#### [DATA TO EXAMINE]

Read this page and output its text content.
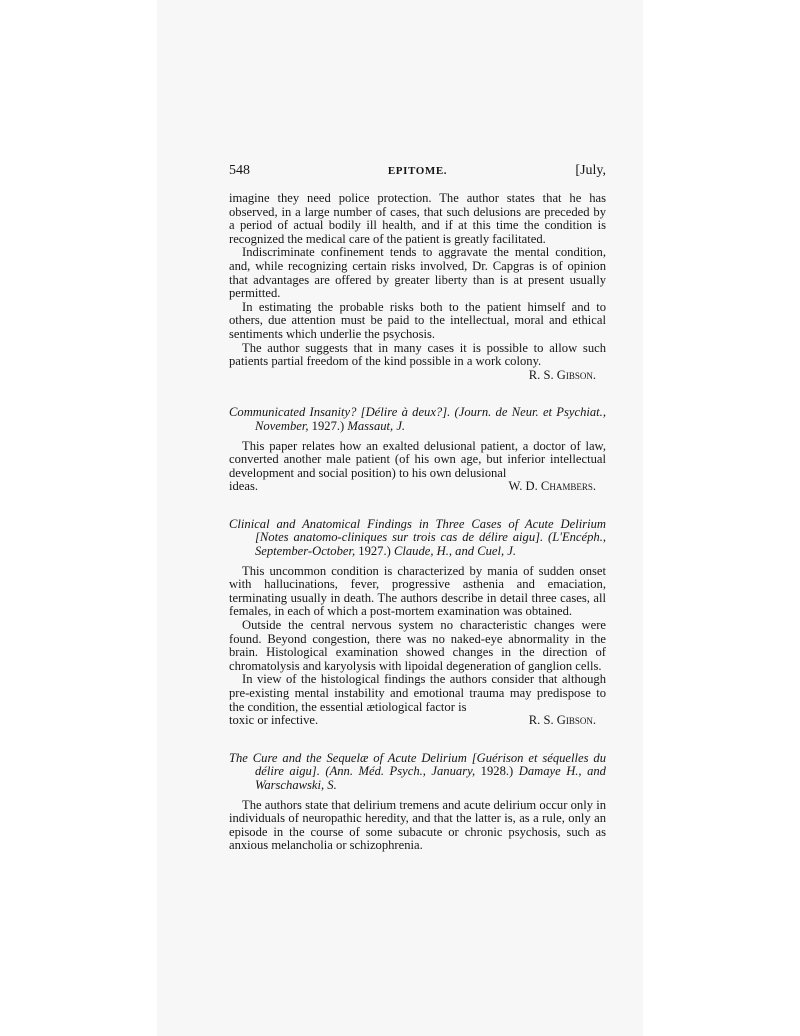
548	EPITOME.	[July,

imagine they need police protection. The author states that he has observed, in a large number of cases, that such delusions are preceded by a period of actual bodily ill health, and if at this time the condition is recognized the medical care of the patient is greatly facilitated.

Indiscriminate confinement tends to aggravate the mental condition, and, while recognizing certain risks involved, Dr. Capgras is of opinion that advantages are offered by greater liberty than is at present usually permitted.

In estimating the probable risks both to the patient himself and to others, due attention must be paid to the intellectual, moral and ethical sentiments which underlie the psychosis.

The author suggests that in many cases it is possible to allow such patients partial freedom of the kind possible in a work colony.

R. S. Gibson.

Communicated Insanity? [Délire à deux?]. (Journ. de Neur. et Psychiat., November, 1927.) Massaut, J.

This paper relates how an exalted delusional patient, a doctor of law, converted another male patient (of his own age, but inferior intellectual development and social position) to his own delusional

ideas.	W. D. Chambers.
Clinical and Anatomical Findings in Three Cases of Acute Delirium [Notes anatomo-cliniques sur trois cas de délire aigu]. (L'Encéph., September-October, 1927.) Claude, H., and Cuel, J.

This uncommon condition is characterized by mania of sudden onset with hallucinations, fever, progressive asthenia and emaciation, terminating usually in death. The authors describe in detail three cases, all females, in each of which a post-mortem examination was obtained.

Outside the central nervous system no characteristic changes were found. Beyond congestion, there was no naked-eye abnormality in the brain. Histological examination showed changes in the direction of chromatolysis and karyolysis with lipoidal degeneration of ganglion cells.

In view of the histological findings the authors consider that although pre-existing mental instability and emotional trauma may predispose to the condition, the essential ætiological factor is

toxic or infective.	R. S. Gibson.
The Cure and the Sequelæ of Acute Delirium [Guérison et séquelles du délire aigu]. (Ann. Méd. Psych., January, 1928.) Damaye H., and Warschawski, S.

The authors state that delirium tremens and acute delirium occur only in individuals of neuropathic heredity, and that the latter is, as a rule, only an episode in the course of some subacute or chronic psychosis, such as anxious melancholia or schizophrenia.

#### [WHAT THE TASK REQUIRES]
Leave the pictures out and reproduce each record exactly as written.

#### [FINAL ANSWER]
Read this page and output its text content.
548	EPITOME.	[July,

imagine they need police protection. The author states that he has observed, in a large number of cases, that such delusions are preceded by a period of actual bodily ill health, and if at this time the condition is recognized the medical care of the patient is greatly facilitated.

Indiscriminate confinement tends to aggravate the mental condition, and, while recognizing certain risks involved, Dr. Capgras is of opinion that advantages are offered by greater liberty than is at present usually permitted.

In estimating the probable risks both to the patient himself and to others, due attention must be paid to the intellectual, moral and ethical sentiments which underlie the psychosis.

The author suggests that in many cases it is possible to allow such patients partial freedom of the kind possible in a work colony.

R. S. Gibson.

Communicated Insanity? [Délire à deux?]. (Journ. de Neur. et Psychiat., November, 1927.) Massaut, J.

This paper relates how an exalted delusional patient, a doctor of law, converted another male patient (of his own age, but inferior intellectual development and social position) to his own delusional

ideas.	W. D. Chambers.
Clinical and Anatomical Findings in Three Cases of Acute Delirium [Notes anatomo-cliniques sur trois cas de délire aigu]. (L'Encéph., September-October, 1927.) Claude, H., and Cuel, J.

This uncommon condition is characterized by mania of sudden onset with hallucinations, fever, progressive asthenia and emaciation, terminating usually in death. The authors describe in detail three cases, all females, in each of which a post-mortem examination was obtained.

Outside the central nervous system no characteristic changes were found. Beyond congestion, there was no naked-eye abnormality in the brain. Histological examination showed changes in the direction of chromatolysis and karyolysis with lipoidal degeneration of ganglion cells.

In view of the histological findings the authors consider that although pre-existing mental instability and emotional trauma may predispose to the condition, the essential ætiological factor is

toxic or infective.	R. S. Gibson.
The Cure and the Sequelæ of Acute Delirium [Guérison et séquelles du délire aigu]. (Ann. Méd. Psych., January, 1928.) Damaye H., and Warschawski, S.

The authors state that delirium tremens and acute delirium occur only in individuals of neuropathic heredity, and that the latter is, as a rule, only an episode in the course of some subacute or chronic psychosis, such as anxious melancholia or schizophrenia.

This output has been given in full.